- _Instructions for the task_:
Copy every line from the material below that holds "ffffff".

··· Material supplied ···

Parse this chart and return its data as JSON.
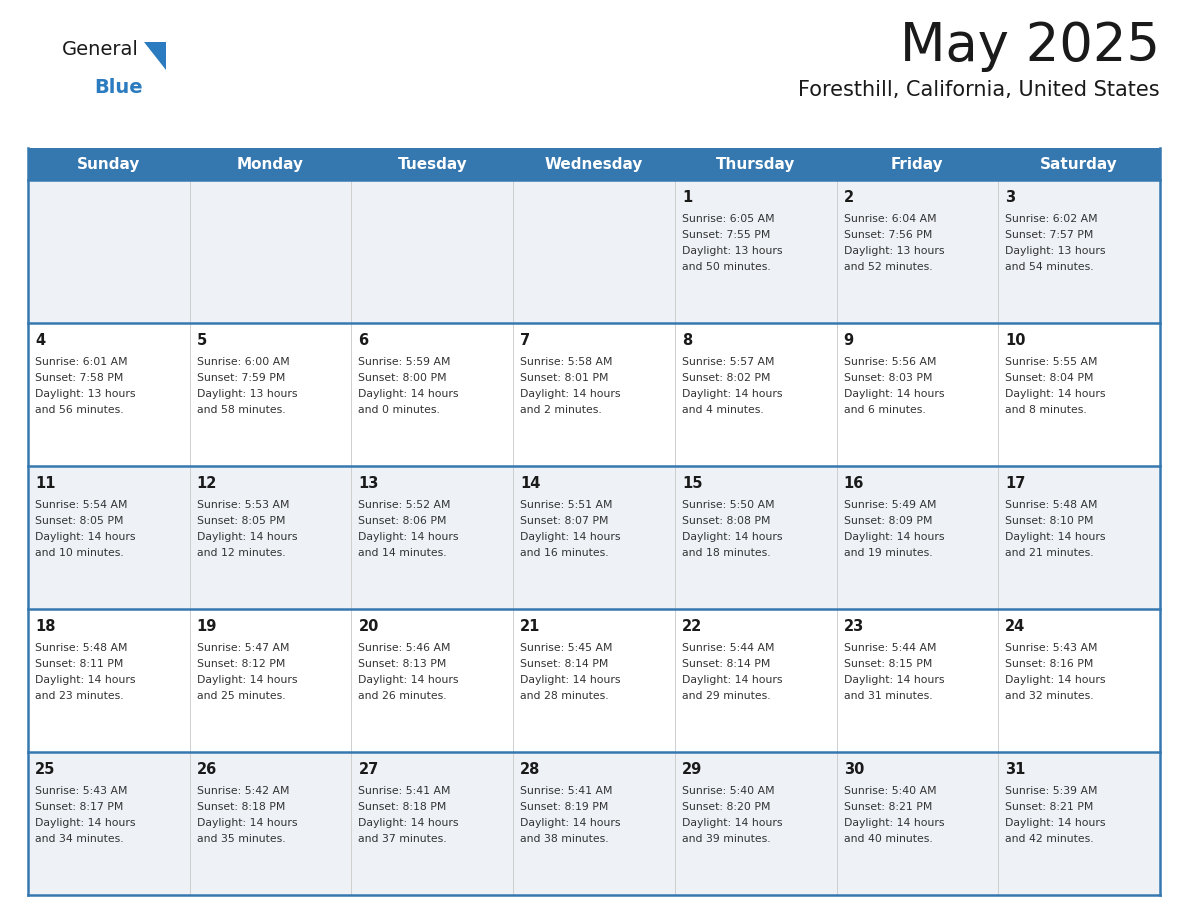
{
  "title": "May 2025",
  "subtitle": "Foresthill, California, United States",
  "header_bg": "#3578b0",
  "header_text": "#ffffff",
  "odd_row_bg": "#eef2f7",
  "even_row_bg": "#ffffff",
  "border_color": "#3578b0",
  "day_headers": [
    "Sunday",
    "Monday",
    "Tuesday",
    "Wednesday",
    "Thursday",
    "Friday",
    "Saturday"
  ],
  "title_color": "#1a1a1a",
  "subtitle_color": "#1a1a1a",
  "day_number_color": "#1a1a1a",
  "cell_text_color": "#333333",
  "logo_general_color": "#1a1a1a",
  "logo_blue_color": "#2a7bbf",
  "weeks": [
    [
      {
        "day": "",
        "sunrise": "",
        "sunset": "",
        "daylight": ""
      },
      {
        "day": "",
        "sunrise": "",
        "sunset": "",
        "daylight": ""
      },
      {
        "day": "",
        "sunrise": "",
        "sunset": "",
        "daylight": ""
      },
      {
        "day": "",
        "sunrise": "",
        "sunset": "",
        "daylight": ""
      },
      {
        "day": "1",
        "sunrise": "6:05 AM",
        "sunset": "7:55 PM",
        "daylight_h": "13",
        "daylight_m": "50"
      },
      {
        "day": "2",
        "sunrise": "6:04 AM",
        "sunset": "7:56 PM",
        "daylight_h": "13",
        "daylight_m": "52"
      },
      {
        "day": "3",
        "sunrise": "6:02 AM",
        "sunset": "7:57 PM",
        "daylight_h": "13",
        "daylight_m": "54"
      }
    ],
    [
      {
        "day": "4",
        "sunrise": "6:01 AM",
        "sunset": "7:58 PM",
        "daylight_h": "13",
        "daylight_m": "56"
      },
      {
        "day": "5",
        "sunrise": "6:00 AM",
        "sunset": "7:59 PM",
        "daylight_h": "13",
        "daylight_m": "58"
      },
      {
        "day": "6",
        "sunrise": "5:59 AM",
        "sunset": "8:00 PM",
        "daylight_h": "14",
        "daylight_m": "0"
      },
      {
        "day": "7",
        "sunrise": "5:58 AM",
        "sunset": "8:01 PM",
        "daylight_h": "14",
        "daylight_m": "2"
      },
      {
        "day": "8",
        "sunrise": "5:57 AM",
        "sunset": "8:02 PM",
        "daylight_h": "14",
        "daylight_m": "4"
      },
      {
        "day": "9",
        "sunrise": "5:56 AM",
        "sunset": "8:03 PM",
        "daylight_h": "14",
        "daylight_m": "6"
      },
      {
        "day": "10",
        "sunrise": "5:55 AM",
        "sunset": "8:04 PM",
        "daylight_h": "14",
        "daylight_m": "8"
      }
    ],
    [
      {
        "day": "11",
        "sunrise": "5:54 AM",
        "sunset": "8:05 PM",
        "daylight_h": "14",
        "daylight_m": "10"
      },
      {
        "day": "12",
        "sunrise": "5:53 AM",
        "sunset": "8:05 PM",
        "daylight_h": "14",
        "daylight_m": "12"
      },
      {
        "day": "13",
        "sunrise": "5:52 AM",
        "sunset": "8:06 PM",
        "daylight_h": "14",
        "daylight_m": "14"
      },
      {
        "day": "14",
        "sunrise": "5:51 AM",
        "sunset": "8:07 PM",
        "daylight_h": "14",
        "daylight_m": "16"
      },
      {
        "day": "15",
        "sunrise": "5:50 AM",
        "sunset": "8:08 PM",
        "daylight_h": "14",
        "daylight_m": "18"
      },
      {
        "day": "16",
        "sunrise": "5:49 AM",
        "sunset": "8:09 PM",
        "daylight_h": "14",
        "daylight_m": "19"
      },
      {
        "day": "17",
        "sunrise": "5:48 AM",
        "sunset": "8:10 PM",
        "daylight_h": "14",
        "daylight_m": "21"
      }
    ],
    [
      {
        "day": "18",
        "sunrise": "5:48 AM",
        "sunset": "8:11 PM",
        "daylight_h": "14",
        "daylight_m": "23"
      },
      {
        "day": "19",
        "sunrise": "5:47 AM",
        "sunset": "8:12 PM",
        "daylight_h": "14",
        "daylight_m": "25"
      },
      {
        "day": "20",
        "sunrise": "5:46 AM",
        "sunset": "8:13 PM",
        "daylight_h": "14",
        "daylight_m": "26"
      },
      {
        "day": "21",
        "sunrise": "5:45 AM",
        "sunset": "8:14 PM",
        "daylight_h": "14",
        "daylight_m": "28"
      },
      {
        "day": "22",
        "sunrise": "5:44 AM",
        "sunset": "8:14 PM",
        "daylight_h": "14",
        "daylight_m": "29"
      },
      {
        "day": "23",
        "sunrise": "5:44 AM",
        "sunset": "8:15 PM",
        "daylight_h": "14",
        "daylight_m": "31"
      },
      {
        "day": "24",
        "sunrise": "5:43 AM",
        "sunset": "8:16 PM",
        "daylight_h": "14",
        "daylight_m": "32"
      }
    ],
    [
      {
        "day": "25",
        "sunrise": "5:43 AM",
        "sunset": "8:17 PM",
        "daylight_h": "14",
        "daylight_m": "34"
      },
      {
        "day": "26",
        "sunrise": "5:42 AM",
        "sunset": "8:18 PM",
        "daylight_h": "14",
        "daylight_m": "35"
      },
      {
        "day": "27",
        "sunrise": "5:41 AM",
        "sunset": "8:18 PM",
        "daylight_h": "14",
        "daylight_m": "37"
      },
      {
        "day": "28",
        "sunrise": "5:41 AM",
        "sunset": "8:19 PM",
        "daylight_h": "14",
        "daylight_m": "38"
      },
      {
        "day": "29",
        "sunrise": "5:40 AM",
        "sunset": "8:20 PM",
        "daylight_h": "14",
        "daylight_m": "39"
      },
      {
        "day": "30",
        "sunrise": "5:40 AM",
        "sunset": "8:21 PM",
        "daylight_h": "14",
        "daylight_m": "40"
      },
      {
        "day": "31",
        "sunrise": "5:39 AM",
        "sunset": "8:21 PM",
        "daylight_h": "14",
        "daylight_m": "42"
      }
    ]
  ]
}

···

- _Solution to this exercise_:
  "header_text": "#ffffff",
  "even_row_bg": "#ffffff",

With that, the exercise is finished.